→ **Source data**:
_____

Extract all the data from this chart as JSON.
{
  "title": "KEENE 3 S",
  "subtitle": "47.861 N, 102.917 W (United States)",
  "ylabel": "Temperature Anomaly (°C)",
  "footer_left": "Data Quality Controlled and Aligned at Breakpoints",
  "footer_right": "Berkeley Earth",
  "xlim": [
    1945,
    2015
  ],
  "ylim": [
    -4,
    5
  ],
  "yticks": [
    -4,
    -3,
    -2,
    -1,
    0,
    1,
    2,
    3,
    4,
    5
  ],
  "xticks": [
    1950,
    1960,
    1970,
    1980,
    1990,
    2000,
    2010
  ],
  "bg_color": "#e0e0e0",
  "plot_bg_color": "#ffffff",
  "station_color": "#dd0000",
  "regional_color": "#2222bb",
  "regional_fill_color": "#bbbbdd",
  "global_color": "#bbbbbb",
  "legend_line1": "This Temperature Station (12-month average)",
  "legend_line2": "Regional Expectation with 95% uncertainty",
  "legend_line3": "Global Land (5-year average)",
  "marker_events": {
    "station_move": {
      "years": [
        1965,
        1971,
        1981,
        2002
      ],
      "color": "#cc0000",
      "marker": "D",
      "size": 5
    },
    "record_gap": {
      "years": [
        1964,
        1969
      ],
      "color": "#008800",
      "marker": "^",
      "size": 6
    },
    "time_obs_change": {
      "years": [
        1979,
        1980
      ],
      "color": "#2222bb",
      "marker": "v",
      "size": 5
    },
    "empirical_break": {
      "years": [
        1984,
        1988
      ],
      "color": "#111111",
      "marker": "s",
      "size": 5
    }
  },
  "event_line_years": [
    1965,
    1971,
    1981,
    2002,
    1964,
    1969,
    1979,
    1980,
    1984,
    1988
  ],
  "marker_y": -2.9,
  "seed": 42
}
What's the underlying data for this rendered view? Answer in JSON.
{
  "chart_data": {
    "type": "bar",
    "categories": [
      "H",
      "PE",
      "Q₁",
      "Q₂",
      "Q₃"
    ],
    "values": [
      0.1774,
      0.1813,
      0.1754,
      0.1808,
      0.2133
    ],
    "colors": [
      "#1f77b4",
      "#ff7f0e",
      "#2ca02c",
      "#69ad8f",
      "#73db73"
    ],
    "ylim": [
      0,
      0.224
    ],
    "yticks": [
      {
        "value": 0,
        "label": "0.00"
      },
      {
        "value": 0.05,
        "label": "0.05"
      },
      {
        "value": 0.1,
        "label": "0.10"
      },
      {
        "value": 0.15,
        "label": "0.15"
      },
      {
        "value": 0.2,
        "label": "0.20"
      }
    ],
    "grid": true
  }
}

_____

→ **Exercise directions**:
For each line in the data above that contains the string "JSON", extract the line.

→ **Output for this exercise**:
Extract all the data from this chart as JSON.
What's the underlying data for this rendered view? Answer in JSON.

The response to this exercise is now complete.